# Data lines
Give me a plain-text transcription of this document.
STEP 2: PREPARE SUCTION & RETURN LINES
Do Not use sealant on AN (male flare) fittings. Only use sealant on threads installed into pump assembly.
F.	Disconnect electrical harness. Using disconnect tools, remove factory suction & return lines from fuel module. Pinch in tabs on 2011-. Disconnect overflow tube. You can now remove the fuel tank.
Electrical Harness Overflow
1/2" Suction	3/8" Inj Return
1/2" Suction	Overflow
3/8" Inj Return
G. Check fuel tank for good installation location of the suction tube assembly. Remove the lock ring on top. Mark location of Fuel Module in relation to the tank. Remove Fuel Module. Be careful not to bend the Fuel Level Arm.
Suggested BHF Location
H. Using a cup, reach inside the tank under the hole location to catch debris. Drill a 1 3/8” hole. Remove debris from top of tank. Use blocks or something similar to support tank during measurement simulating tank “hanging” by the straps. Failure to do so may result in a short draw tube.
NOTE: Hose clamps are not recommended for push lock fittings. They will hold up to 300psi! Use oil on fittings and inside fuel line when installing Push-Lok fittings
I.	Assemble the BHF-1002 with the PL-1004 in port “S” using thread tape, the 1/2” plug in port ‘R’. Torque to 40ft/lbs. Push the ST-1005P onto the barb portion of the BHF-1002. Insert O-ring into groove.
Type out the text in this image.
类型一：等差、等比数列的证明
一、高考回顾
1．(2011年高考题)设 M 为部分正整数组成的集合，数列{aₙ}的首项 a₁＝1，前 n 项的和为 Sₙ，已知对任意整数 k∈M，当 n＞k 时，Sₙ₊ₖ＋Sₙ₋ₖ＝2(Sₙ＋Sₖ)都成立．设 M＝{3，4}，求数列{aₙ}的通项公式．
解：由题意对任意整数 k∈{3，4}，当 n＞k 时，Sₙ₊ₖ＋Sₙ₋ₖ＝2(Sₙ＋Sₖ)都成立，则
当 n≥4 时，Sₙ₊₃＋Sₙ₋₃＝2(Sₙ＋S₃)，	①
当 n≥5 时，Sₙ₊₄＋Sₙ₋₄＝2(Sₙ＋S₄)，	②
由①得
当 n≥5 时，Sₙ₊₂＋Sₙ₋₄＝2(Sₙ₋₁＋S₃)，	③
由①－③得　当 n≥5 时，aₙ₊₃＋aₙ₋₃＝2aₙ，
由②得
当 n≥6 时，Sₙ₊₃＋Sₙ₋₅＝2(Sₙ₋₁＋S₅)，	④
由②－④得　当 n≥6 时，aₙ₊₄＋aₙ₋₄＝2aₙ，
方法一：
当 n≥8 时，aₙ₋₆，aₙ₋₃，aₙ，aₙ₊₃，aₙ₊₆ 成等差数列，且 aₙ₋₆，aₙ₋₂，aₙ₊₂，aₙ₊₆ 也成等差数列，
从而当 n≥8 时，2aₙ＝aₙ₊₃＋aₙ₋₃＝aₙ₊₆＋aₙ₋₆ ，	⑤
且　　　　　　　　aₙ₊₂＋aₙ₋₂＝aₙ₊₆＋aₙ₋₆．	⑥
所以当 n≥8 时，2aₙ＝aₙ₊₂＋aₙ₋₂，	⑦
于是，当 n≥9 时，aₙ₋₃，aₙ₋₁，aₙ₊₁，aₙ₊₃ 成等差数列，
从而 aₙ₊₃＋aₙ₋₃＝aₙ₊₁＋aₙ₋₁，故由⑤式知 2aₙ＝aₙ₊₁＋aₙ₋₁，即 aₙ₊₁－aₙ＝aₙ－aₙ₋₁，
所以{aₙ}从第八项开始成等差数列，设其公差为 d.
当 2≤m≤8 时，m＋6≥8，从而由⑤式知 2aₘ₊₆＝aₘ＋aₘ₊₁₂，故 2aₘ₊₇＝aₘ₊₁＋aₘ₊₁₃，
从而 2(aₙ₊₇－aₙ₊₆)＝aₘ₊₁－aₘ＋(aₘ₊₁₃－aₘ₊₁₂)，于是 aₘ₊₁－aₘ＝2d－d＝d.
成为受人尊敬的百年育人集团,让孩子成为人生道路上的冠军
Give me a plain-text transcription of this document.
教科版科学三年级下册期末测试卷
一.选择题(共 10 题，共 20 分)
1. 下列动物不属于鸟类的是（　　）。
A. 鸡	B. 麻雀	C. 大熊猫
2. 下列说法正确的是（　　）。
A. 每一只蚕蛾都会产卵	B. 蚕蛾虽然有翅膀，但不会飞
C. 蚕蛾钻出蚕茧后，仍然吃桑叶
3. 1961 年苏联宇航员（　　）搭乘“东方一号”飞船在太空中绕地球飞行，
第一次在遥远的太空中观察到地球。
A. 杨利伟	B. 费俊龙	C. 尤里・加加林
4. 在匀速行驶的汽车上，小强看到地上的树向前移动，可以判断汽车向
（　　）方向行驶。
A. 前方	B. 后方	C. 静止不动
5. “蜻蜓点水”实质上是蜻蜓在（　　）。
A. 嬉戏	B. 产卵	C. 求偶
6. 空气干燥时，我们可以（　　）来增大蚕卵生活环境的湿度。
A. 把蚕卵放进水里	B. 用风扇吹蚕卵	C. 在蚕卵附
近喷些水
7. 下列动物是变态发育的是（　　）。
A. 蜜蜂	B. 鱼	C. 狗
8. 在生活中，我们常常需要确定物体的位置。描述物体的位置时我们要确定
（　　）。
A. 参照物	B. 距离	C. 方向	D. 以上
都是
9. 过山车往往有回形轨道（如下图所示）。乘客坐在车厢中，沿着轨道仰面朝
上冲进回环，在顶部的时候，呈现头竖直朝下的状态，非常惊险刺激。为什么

# Written problem
Quote the listing in full, please, keeping every line exact.

# Task response
Give me a plain-text transcription of this document.
STEP 2: PREPARE SUCTION & RETURN LINES
Do Not use sealant on AN (male flare) fittings. Only use sealant on threads installed into pump assembly.
F.	Disconnect electrical harness. Using disconnect tools, remove factory suction & return lines from fuel module. Pinch in tabs on 2011-. Disconnect overflow tube. You can now remove the fuel tank.
Electrical Harness Overflow
1/2" Suction	3/8" Inj Return
1/2" Suction	Overflow
3/8" Inj Return
G. Check fuel tank for good installation location of the suction tube assembly. Remove the lock ring on top. Mark location of Fuel Module in relation to the tank. Remove Fuel Module. Be careful not to bend the Fuel Level Arm.
Suggested BHF Location
H. Using a cup, reach inside the tank under the hole location to catch debris. Drill a 1 3/8” hole. Remove debris from top of tank. Use blocks or something similar to support tank during measurement simulating tank “hanging” by the straps. Failure to do so may result in a short draw tube.
NOTE: Hose clamps are not recommended for push lock fittings. They will hold up to 300psi! Use oil on fittings and inside fuel line when installing Push-Lok fittings
I.	Assemble the BHF-1002 with the PL-1004 in port “S” using thread tape, the 1/2” plug in port ‘R’. Torque to 40ft/lbs. Push the ST-1005P onto the barb portion of the BHF-1002. Insert O-ring into groove.
Type out the text in this image.
类型一：等差、等比数列的证明
一、高考回顾
1．(2011年高考题)设 M 为部分正整数组成的集合，数列{aₙ}的首项 a₁＝1，前 n 项的和为 Sₙ，已知对任意整数 k∈M，当 n＞k 时，Sₙ₊ₖ＋Sₙ₋ₖ＝2(Sₙ＋Sₖ)都成立．设 M＝{3，4}，求数列{aₙ}的通项公式．
解：由题意对任意整数 k∈{3，4}，当 n＞k 时，Sₙ₊ₖ＋Sₙ₋ₖ＝2(Sₙ＋Sₖ)都成立，则
当 n≥4 时，Sₙ₊₃＋Sₙ₋₃＝2(Sₙ＋S₃)，	①
当 n≥5 时，Sₙ₊₄＋Sₙ₋₄＝2(Sₙ＋S₄)，	②
由①得
当 n≥5 时，Sₙ₊₂＋Sₙ₋₄＝2(Sₙ₋₁＋S₃)，	③
由①－③得　当 n≥5 时，aₙ₊₃＋aₙ₋₃＝2aₙ，
由②得
当 n≥6 时，Sₙ₊₃＋Sₙ₋₅＝2(Sₙ₋₁＋S₅)，	④
由②－④得　当 n≥6 时，aₙ₊₄＋aₙ₋₄＝2aₙ，
方法一：
当 n≥8 时，aₙ₋₆，aₙ₋₃，aₙ，aₙ₊₃，aₙ₊₆ 成等差数列，且 aₙ₋₆，aₙ₋₂，aₙ₊₂，aₙ₊₆ 也成等差数列，
从而当 n≥8 时，2aₙ＝aₙ₊₃＋aₙ₋₃＝aₙ₊₆＋aₙ₋₆ ，	⑤
且　　　　　　　　aₙ₊₂＋aₙ₋₂＝aₙ₊₆＋aₙ₋₆．	⑥
所以当 n≥8 时，2aₙ＝aₙ₊₂＋aₙ₋₂，	⑦
于是，当 n≥9 时，aₙ₋₃，aₙ₋₁，aₙ₊₁，aₙ₊₃ 成等差数列，
从而 aₙ₊₃＋aₙ₋₃＝aₙ₊₁＋aₙ₋₁，故由⑤式知 2aₙ＝aₙ₊₁＋aₙ₋₁，即 aₙ₊₁－aₙ＝aₙ－aₙ₋₁，
所以{aₙ}从第八项开始成等差数列，设其公差为 d.
当 2≤m≤8 时，m＋6≥8，从而由⑤式知 2aₘ₊₆＝aₘ＋aₘ₊₁₂，故 2aₘ₊₇＝aₘ₊₁＋aₘ₊₁₃，
从而 2(aₙ₊₇－aₙ₊₆)＝aₘ₊₁－aₘ＋(aₘ₊₁₃－aₘ₊₁₂)，于是 aₘ₊₁－aₘ＝2d－d＝d.
成为受人尊敬的百年育人集团,让孩子成为人生道路上的冠军
Give me a plain-text transcription of this document.
教科版科学三年级下册期末测试卷
一.选择题(共 10 题，共 20 分)
1. 下列动物不属于鸟类的是（　　）。
A. 鸡	B. 麻雀	C. 大熊猫
2. 下列说法正确的是（　　）。
A. 每一只蚕蛾都会产卵	B. 蚕蛾虽然有翅膀，但不会飞
C. 蚕蛾钻出蚕茧后，仍然吃桑叶
3. 1961 年苏联宇航员（　　）搭乘“东方一号”飞船在太空中绕地球飞行，
第一次在遥远的太空中观察到地球。
A. 杨利伟	B. 费俊龙	C. 尤里・加加林
4. 在匀速行驶的汽车上，小强看到地上的树向前移动，可以判断汽车向
（　　）方向行驶。
A. 前方	B. 后方	C. 静止不动
5. “蜻蜓点水”实质上是蜻蜓在（　　）。
A. 嬉戏	B. 产卵	C. 求偶
6. 空气干燥时，我们可以（　　）来增大蚕卵生活环境的湿度。
A. 把蚕卵放进水里	B. 用风扇吹蚕卵	C. 在蚕卵附
近喷些水
7. 下列动物是变态发育的是（　　）。
A. 蜜蜂	B. 鱼	C. 狗
8. 在生活中，我们常常需要确定物体的位置。描述物体的位置时我们要确定
（　　）。
A. 参照物	B. 距离	C. 方向	D. 以上
都是
9. 过山车往往有回形轨道（如下图所示）。乘客坐在车厢中，沿着轨道仰面朝
上冲进回环，在顶部的时候，呈现头竖直朝下的状态，非常惊险刺激。为什么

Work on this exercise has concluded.